Write out exactly the lines below that run from the line containing "Output the text content of this document." through the last line of the records.

** Start Excerpted records **

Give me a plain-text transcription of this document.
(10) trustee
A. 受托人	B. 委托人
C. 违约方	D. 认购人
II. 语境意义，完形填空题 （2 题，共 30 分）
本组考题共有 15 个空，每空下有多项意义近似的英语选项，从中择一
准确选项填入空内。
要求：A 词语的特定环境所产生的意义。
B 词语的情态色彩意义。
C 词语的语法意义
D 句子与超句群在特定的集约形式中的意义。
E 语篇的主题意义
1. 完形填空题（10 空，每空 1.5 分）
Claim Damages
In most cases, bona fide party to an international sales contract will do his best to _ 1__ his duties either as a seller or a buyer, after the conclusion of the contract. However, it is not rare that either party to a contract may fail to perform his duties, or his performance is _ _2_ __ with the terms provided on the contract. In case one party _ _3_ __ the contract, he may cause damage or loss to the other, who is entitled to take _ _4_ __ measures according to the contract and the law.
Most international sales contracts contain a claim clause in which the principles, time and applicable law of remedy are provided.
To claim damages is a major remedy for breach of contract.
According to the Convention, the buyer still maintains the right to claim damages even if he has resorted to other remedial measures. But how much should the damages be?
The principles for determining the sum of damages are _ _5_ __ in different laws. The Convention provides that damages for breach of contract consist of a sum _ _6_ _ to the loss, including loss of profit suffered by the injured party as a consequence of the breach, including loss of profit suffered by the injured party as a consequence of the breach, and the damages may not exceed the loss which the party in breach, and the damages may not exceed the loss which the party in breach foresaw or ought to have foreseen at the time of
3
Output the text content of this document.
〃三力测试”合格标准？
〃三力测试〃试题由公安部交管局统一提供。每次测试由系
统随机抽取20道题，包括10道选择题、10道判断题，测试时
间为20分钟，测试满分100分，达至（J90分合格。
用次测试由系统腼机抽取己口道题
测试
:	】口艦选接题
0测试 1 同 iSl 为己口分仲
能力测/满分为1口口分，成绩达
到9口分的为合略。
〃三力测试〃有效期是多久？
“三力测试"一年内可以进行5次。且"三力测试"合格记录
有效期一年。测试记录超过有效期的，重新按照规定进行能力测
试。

** End Excerpted records **

→ **Finished task**:
Output the text content of this document.
〃三力测试”合格标准？
〃三力测试〃试题由公安部交管局统一提供。每次测试由系
统随机抽取20道题，包括10道选择题、10道判断题，测试时
间为20分钟，测试满分100分，达至（J90分合格。
用次测试由系统腼机抽取己口道题
测试
:	】口艦选接题
0测试 1 同 iSl 为己口分仲
能力测/满分为1口口分，成绩达
到9口分的为合略。
〃三力测试〃有效期是多久？
“三力测试"一年内可以进行5次。且"三力测试"合格记录
有效期一年。测试记录超过有效期的，重新按照规定进行能力测
试。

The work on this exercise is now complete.